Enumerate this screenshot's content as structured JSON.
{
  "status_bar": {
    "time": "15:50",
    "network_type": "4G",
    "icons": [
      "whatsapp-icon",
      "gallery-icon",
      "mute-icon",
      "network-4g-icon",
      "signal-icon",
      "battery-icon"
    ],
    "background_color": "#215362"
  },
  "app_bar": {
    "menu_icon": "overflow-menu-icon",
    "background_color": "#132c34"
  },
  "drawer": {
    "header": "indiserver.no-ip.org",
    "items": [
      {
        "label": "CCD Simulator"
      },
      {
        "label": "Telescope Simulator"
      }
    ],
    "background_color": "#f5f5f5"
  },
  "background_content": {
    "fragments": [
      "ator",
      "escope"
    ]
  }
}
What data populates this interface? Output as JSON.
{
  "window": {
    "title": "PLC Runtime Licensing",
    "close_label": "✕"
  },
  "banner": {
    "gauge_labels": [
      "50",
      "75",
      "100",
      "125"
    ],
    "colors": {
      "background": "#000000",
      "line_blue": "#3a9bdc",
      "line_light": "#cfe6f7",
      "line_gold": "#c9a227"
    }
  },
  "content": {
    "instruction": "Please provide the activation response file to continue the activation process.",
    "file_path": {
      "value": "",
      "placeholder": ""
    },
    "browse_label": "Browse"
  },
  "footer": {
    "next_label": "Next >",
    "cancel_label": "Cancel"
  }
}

→ WRITTEN PROBLEM
Extract, unchanged, the closing run of lines that opens with the line containing "What data populates" and ends with the last line.

→ ANSWER IN FULL
What data populates this interface? Output as JSON.
{
  "window": {
    "title": "PLC Runtime Licensing",
    "close_label": "✕"
  },
  "banner": {
    "gauge_labels": [
      "50",
      "75",
      "100",
      "125"
    ],
    "colors": {
      "background": "#000000",
      "line_blue": "#3a9bdc",
      "line_light": "#cfe6f7",
      "line_gold": "#c9a227"
    }
  },
  "content": {
    "instruction": "Please provide the activation response file to continue the activation process.",
    "file_path": {
      "value": "",
      "placeholder": ""
    },
    "browse_label": "Browse"
  },
  "footer": {
    "next_label": "Next >",
    "cancel_label": "Cancel"
  }
}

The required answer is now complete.